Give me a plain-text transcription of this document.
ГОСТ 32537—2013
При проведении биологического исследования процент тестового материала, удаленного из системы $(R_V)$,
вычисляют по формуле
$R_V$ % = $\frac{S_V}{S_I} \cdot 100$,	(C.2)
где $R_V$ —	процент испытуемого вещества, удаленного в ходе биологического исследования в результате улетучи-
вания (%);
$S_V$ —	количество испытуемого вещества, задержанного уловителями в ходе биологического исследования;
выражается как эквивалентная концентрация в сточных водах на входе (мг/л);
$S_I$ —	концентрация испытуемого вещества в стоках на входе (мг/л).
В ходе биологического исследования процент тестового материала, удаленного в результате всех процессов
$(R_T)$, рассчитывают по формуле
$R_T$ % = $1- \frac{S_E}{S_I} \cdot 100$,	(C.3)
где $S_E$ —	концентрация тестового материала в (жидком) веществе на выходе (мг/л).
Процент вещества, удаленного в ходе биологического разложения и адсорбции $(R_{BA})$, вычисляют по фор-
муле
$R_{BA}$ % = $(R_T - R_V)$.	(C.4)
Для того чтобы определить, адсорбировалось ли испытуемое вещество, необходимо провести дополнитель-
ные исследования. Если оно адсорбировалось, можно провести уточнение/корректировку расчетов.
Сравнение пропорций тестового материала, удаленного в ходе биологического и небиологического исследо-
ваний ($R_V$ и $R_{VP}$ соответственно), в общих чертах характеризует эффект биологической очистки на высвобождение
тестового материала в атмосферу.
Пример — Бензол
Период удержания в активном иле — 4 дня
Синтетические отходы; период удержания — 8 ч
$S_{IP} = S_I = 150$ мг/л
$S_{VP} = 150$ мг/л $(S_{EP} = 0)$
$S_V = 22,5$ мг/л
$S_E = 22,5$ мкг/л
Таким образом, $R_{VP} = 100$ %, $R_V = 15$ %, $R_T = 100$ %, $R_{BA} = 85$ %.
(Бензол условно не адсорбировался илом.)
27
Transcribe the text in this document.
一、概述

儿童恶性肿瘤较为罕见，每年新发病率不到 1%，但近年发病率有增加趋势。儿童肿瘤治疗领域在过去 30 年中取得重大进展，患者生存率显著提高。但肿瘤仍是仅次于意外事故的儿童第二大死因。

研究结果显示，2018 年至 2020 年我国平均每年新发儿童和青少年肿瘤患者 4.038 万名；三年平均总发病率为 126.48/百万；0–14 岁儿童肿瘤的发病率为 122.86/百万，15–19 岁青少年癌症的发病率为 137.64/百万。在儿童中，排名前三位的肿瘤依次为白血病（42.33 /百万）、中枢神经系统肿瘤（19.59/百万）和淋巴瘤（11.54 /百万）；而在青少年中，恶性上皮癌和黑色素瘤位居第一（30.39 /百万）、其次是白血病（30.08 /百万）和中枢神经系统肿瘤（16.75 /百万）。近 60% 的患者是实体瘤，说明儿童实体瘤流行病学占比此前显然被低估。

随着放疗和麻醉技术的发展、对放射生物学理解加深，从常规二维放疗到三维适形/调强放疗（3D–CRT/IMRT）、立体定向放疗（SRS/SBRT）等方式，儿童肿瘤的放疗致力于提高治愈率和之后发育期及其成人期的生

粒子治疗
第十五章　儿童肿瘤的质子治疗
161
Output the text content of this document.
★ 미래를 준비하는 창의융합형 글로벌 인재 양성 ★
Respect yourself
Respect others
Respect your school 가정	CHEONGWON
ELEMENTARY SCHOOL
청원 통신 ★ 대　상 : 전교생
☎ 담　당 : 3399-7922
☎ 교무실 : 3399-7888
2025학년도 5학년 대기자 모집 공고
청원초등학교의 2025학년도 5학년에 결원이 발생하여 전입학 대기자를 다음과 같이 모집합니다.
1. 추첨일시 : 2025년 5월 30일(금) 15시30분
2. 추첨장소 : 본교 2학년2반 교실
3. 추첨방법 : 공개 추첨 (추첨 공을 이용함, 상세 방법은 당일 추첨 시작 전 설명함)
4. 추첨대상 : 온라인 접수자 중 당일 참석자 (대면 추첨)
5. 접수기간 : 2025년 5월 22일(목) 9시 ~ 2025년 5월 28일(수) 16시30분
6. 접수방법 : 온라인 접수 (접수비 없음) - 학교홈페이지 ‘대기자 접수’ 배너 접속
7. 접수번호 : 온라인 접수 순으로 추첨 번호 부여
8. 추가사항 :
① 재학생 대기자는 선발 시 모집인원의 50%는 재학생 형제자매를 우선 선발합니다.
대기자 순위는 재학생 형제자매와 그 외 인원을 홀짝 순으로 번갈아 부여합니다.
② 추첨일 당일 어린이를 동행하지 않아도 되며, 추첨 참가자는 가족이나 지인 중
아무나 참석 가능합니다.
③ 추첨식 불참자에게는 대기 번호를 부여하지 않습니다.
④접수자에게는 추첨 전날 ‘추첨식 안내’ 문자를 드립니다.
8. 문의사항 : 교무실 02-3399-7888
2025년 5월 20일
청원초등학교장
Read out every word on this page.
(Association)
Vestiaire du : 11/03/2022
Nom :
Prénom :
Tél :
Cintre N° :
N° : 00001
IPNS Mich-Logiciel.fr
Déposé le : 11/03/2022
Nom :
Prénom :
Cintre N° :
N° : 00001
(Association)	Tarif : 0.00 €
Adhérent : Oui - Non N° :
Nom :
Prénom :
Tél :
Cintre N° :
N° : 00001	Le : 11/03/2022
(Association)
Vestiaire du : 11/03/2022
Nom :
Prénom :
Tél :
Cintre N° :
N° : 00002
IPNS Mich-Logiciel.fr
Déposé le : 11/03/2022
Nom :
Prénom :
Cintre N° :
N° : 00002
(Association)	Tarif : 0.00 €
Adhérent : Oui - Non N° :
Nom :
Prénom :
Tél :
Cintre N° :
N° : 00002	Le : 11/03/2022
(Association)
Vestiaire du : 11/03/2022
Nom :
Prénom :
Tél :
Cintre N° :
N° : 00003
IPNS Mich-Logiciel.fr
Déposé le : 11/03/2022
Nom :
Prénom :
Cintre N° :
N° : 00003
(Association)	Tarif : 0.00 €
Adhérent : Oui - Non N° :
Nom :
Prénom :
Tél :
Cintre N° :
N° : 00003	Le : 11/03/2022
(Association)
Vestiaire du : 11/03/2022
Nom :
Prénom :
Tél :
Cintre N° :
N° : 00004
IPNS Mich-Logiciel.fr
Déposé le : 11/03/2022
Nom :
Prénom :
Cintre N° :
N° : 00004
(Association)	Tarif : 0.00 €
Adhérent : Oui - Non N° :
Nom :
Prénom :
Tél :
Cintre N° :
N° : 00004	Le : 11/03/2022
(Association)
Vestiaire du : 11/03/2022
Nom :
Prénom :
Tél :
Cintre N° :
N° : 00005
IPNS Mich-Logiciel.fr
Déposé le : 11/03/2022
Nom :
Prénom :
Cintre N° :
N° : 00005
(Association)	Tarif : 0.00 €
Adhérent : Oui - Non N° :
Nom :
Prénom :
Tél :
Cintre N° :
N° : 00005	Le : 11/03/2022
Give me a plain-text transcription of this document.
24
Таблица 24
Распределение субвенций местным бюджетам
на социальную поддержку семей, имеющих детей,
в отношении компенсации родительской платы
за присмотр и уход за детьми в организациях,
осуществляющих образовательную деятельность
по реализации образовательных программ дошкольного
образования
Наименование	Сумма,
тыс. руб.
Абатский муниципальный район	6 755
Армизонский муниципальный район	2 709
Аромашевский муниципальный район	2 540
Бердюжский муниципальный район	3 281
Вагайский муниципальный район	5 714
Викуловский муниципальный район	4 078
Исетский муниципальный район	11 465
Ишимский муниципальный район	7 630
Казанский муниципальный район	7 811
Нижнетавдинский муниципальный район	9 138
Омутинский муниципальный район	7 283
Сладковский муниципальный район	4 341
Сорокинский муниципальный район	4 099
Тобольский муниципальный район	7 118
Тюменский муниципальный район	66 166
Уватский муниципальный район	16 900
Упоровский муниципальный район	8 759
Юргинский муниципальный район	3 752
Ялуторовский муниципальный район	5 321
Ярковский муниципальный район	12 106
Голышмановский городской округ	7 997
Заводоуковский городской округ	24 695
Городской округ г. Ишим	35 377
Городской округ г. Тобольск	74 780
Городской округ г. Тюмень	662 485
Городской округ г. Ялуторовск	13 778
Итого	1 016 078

_ _ _ _ _ _ _

OBJECTIVE. Copy out the lines that hold "испытуемого".

COMPLETED EXERCISE.
где $R_V$ —	процент испытуемого вещества, удаленного в ходе биологического исследования в результате улетучи-
$S_V$ —	количество испытуемого вещества, задержанного уловителями в ходе биологического исследования;
$S_I$ —	концентрация испытуемого вещества в стоках на входе (мг/л).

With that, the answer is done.